> [Brano fornito]
┄┄┄┄┄┄┄┄┄┄┄┄┄┄┄┄┄┄┄┄

Anche nel PGS di snowboard l’Italia ha sprecato una ghiotta occasione. Come già accaduto anche nella preolimpica dello scorso anno, la ‘pista rossa’ garantiva un vantaggio innegabile in termini cronometrici rispetto alla ‘blu’. Le qualificazioni, dunque, si sono rivelate decisive, perché i migliori hanno il diritto di scegliere il tracciato. Aron March era addirittura in testa dopo la prima manche delle qualificazioni, salvo mancare poi l’accesso tra i migliori 16. Enorme il rammarico del veterano Roland Fischnaller, che per soli 6 centesimi (su ‘pista blu’) è stato piegato ai quarti dallo svizzero Nevin Galmarini, poi vincitore della gara.

federico.militello@oasport.it




3 Commenti

1 Commento

  1. ste86

    24 Febbraio 2018 at 09:47

    Discorso De Fabiani, temo sia l’ennesimo caso di atleta pompato e subito acclamato a fenomeno dai media italiani dopo un paio di podi in coppa del mondo.
    Lo ritengo un atleta limitato nel senso di competitivo solo in certe condizioni (partenze di massa, distanza massimo 15 km, difatti quando ho letto e sentito da più parti, anche qui, che nella 50 km poteva essere da podio mi sono messo a ridere) e con una tecnica inguardabile e, credo non sono un tecnico, molto dispendiosa.

  2. ale sandro

    24 Febbraio 2018 at 09:45

    Nyskanen non è uno qualunque, per quanto mi riguarda è un grandissimo della tecnica classica, ma già da diversi anni,un predestinato o quasi.
    Non sarei così severo nei confronti di De Fabiani , che non partiva certo da un punto della carriera vicino a quello del finnico.
    Piuttosto invece studierei con attenzione il lavoro fatto su Iivo, perchè da questo secondo me si capisce molto bene la completezza dell’atleta in questione. Va forte , o è andato forte, praticamente in tutti i format della tecnica (cronometro media distanza, mass start lunghe distanze e team sprint).

┄┄┄┄┄┄┄┄┄┄┄┄┄┄┄┄┄┄┄┄

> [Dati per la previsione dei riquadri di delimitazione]

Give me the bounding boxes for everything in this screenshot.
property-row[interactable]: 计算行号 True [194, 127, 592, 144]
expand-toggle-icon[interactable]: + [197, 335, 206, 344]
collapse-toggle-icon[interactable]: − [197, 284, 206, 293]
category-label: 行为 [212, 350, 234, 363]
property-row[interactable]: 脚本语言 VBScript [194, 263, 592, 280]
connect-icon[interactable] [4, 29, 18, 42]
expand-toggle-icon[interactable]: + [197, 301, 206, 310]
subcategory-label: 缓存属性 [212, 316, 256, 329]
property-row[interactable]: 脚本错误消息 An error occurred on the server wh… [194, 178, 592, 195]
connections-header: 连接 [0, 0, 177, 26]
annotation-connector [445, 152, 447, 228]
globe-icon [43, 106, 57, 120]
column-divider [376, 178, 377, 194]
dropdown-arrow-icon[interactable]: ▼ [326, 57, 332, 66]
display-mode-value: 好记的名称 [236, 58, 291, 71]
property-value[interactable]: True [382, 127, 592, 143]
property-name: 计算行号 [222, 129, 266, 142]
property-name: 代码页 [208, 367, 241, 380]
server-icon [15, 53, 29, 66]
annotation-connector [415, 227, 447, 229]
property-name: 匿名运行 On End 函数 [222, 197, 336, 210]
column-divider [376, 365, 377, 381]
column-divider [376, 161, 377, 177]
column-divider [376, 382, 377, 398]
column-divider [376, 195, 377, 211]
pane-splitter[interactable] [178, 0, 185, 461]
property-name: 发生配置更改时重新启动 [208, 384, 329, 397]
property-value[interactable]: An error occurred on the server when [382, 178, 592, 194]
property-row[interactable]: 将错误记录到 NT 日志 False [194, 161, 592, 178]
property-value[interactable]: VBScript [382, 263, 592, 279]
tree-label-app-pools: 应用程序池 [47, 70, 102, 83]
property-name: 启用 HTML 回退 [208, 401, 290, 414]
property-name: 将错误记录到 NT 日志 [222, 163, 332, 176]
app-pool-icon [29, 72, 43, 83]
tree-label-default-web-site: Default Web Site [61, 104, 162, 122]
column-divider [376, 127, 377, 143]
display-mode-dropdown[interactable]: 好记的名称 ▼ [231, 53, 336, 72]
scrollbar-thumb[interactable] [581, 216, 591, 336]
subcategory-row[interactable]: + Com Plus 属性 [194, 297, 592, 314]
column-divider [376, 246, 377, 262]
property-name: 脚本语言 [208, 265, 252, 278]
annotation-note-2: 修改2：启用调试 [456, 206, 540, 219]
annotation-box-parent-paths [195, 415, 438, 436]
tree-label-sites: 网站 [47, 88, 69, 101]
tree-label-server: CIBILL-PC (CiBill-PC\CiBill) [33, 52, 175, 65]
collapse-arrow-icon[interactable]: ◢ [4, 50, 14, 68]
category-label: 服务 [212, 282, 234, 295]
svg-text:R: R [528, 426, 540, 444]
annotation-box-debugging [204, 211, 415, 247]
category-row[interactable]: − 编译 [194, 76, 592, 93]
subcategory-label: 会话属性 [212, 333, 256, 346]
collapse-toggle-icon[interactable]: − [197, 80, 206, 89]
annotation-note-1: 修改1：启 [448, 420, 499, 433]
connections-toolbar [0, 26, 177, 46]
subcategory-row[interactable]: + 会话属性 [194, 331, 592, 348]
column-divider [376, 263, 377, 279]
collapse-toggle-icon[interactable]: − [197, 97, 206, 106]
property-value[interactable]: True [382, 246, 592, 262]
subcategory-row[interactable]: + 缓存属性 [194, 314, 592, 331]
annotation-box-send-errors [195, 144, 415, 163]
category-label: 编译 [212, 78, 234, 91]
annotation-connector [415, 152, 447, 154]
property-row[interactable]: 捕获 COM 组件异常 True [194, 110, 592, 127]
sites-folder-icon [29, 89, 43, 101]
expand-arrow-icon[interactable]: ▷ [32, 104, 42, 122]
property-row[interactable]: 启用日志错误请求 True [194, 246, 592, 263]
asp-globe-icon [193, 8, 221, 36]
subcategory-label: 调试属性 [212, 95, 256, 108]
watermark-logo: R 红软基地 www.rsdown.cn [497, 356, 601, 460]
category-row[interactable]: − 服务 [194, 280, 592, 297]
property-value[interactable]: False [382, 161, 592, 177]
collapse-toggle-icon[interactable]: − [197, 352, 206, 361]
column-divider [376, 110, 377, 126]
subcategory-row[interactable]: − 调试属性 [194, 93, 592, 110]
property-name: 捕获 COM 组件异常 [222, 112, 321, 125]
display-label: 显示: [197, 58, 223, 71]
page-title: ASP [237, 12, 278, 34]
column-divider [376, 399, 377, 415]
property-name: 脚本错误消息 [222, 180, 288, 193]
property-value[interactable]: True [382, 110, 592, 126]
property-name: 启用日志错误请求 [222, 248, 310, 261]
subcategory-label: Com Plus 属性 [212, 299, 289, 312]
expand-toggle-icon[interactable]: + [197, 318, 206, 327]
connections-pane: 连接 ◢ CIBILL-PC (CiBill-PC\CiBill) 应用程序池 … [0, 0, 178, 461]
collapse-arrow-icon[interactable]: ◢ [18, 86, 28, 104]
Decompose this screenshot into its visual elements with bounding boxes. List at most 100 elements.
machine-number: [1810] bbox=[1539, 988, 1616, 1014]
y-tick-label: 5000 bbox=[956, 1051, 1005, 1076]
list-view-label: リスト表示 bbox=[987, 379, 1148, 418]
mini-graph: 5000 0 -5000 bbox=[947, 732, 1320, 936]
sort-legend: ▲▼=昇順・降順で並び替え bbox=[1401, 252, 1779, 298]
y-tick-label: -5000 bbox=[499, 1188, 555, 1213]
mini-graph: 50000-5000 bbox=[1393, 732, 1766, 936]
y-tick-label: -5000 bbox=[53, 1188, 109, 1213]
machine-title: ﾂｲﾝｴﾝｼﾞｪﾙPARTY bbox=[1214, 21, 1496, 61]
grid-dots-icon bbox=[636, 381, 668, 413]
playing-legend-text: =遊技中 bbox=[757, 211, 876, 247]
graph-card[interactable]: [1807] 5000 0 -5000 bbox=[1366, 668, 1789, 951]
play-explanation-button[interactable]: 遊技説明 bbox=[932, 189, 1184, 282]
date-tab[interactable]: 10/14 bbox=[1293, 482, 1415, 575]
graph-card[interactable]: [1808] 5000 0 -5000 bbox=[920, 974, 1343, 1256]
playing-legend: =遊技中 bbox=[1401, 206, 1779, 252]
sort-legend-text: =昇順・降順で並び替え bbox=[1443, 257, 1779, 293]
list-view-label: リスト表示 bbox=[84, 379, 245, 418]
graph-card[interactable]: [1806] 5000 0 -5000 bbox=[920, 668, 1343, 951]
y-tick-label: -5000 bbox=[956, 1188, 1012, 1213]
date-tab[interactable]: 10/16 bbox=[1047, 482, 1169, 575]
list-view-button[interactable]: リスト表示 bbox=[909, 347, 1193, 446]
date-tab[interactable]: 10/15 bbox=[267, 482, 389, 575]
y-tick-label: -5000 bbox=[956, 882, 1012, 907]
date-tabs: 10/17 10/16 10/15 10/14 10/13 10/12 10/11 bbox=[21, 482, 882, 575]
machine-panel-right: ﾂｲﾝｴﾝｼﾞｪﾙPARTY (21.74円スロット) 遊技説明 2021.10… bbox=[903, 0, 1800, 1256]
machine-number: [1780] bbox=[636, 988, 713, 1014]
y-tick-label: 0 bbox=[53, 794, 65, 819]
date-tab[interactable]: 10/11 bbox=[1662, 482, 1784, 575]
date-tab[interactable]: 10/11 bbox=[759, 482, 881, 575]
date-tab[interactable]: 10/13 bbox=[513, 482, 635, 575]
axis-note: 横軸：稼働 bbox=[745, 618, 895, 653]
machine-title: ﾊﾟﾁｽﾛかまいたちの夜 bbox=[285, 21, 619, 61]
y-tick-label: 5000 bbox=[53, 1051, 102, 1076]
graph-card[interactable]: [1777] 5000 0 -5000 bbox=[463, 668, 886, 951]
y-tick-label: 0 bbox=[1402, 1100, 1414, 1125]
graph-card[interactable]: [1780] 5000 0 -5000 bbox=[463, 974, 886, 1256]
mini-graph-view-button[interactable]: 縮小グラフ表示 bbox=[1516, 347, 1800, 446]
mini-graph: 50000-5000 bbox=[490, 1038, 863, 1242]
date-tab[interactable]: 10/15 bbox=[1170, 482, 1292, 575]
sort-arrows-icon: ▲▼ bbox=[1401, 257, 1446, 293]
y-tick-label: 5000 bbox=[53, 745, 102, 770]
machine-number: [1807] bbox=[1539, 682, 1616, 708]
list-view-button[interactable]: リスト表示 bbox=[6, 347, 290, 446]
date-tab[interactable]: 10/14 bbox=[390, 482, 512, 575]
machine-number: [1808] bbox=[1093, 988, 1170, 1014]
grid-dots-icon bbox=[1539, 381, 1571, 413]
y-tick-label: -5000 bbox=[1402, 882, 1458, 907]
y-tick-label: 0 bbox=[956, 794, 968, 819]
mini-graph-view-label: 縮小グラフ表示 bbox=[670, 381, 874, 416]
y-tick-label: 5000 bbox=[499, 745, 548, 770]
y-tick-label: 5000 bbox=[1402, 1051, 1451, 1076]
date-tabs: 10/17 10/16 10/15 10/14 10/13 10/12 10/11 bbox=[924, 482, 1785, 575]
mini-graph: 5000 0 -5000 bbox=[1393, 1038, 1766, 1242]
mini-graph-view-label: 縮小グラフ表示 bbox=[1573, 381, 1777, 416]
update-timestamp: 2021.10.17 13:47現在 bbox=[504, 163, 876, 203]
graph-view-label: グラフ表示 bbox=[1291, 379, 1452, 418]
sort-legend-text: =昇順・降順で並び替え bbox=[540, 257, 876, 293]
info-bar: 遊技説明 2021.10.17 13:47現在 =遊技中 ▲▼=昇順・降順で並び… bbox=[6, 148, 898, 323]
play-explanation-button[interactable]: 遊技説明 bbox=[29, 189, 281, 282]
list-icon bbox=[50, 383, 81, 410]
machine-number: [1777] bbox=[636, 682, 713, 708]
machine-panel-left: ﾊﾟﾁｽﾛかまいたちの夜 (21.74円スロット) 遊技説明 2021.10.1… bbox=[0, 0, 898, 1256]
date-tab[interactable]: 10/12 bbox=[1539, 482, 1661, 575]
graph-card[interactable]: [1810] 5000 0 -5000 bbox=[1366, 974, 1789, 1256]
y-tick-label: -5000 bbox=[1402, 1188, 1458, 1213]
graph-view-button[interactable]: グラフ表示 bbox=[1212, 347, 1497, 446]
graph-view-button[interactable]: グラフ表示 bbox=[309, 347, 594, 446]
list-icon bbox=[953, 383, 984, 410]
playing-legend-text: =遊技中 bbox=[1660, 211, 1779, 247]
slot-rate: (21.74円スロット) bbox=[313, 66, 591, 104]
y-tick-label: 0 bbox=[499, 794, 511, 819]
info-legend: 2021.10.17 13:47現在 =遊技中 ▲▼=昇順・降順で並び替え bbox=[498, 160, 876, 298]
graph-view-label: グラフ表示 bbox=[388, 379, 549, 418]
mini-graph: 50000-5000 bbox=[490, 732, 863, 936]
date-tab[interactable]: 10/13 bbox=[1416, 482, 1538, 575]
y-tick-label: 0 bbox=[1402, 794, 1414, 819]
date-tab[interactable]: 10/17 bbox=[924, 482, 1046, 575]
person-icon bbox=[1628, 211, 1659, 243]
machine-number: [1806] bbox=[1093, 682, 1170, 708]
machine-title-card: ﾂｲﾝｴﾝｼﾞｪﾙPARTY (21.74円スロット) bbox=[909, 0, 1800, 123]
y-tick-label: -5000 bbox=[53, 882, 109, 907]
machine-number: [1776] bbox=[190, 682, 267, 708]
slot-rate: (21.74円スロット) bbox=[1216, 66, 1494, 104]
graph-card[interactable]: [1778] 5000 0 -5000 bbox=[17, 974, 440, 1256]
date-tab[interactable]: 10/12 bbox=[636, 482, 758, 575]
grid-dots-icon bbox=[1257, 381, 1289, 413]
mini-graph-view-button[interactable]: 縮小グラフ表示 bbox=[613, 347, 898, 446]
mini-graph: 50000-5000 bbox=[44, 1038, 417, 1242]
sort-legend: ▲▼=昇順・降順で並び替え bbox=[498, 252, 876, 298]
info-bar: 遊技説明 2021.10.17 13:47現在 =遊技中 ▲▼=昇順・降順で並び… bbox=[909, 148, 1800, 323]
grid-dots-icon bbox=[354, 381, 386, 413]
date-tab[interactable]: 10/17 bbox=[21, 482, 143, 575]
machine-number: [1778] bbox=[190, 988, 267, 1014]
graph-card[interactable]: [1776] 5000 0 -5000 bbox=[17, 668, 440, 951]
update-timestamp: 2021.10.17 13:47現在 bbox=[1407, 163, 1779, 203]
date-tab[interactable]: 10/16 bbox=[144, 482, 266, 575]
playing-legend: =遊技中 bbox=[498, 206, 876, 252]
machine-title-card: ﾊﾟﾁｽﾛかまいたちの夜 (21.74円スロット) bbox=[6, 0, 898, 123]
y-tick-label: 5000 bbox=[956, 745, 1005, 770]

┄┄┄┄┄┄┄┄┄┄┄┄┄┄┄┄┄┄┄┄

> [Istruzioni]
(a) Secondo il brano fornito, con quale margine Roland Fischnaller è stato battuto ai quarti?
(b) Prosegui il brano fornito, quello sullo snowboard e sullo sci di fondo, a partire dall'ultima frase.

> [Risposte]
(a) Per soli 6 centesimi.

(b)
    Non voglio fare polemiche a scoppio ritardato con tifosi fanatici di questo o quell’altro fondista, nè metto in croce chi di dovere prende certe decisioni tecniche nella nazionale italiana. Del resto chi dirige l’Italia ha tirato su diversi talenti e ha talmente esperienza che sa quello che fa.

    Mi chiedo solo però, proprio guardando all’esempio di Nyskanen, se uno come De Fabiani , e altri come lui, debbano impostare un lavoro che vada quasi a separare le sprint dalle gare di distanza, quando tutto il mondo cerca sempre di più di annullare o quantomeno ridurre, l’ essere specialisti dell’uno o dell’altro settore.
    De Fabiani una team sprint da senior (non ricordo se da Junior accadde, ma credo di no)non l’ha mai disputata, uno come Rastelli ne ha fatte due in croce, e risalgono a più di due anni fa.
    Magari sarà interessante vedere un po’ di più questi due azzurri in un format come quello , accanto alla coppia titolare, a maggior ragione considerando che al prossimo giro olimpico la tecnica sarà dalla loro.
    In quel caso si potrebbe avere un piano B rispetto alla formazione titolare.
    Cosa che in Corea è mancata in pieno.

  3. ste86

    24 Febbraio 2018 at 09:38

    Unica nota positiva del team event è che abbiamo finalmente individuato un atleta, Vinatzer, predisposto per il parallelo, una disciplina a parte che impone una tecnica moderna. In tracciati così diritti bisogna “buttare giù le punte”, mentre i nostri hanno una curva troppo rotonda, impossibile essere competitivi. Costazza è improponibile in questa disciplina, forse si poteva puntare su Brignone; anche in campo maschile non abbiamo valide alternative, considerato che anche Molegg e Gross hanno già dimostrato di non gradire la specialità.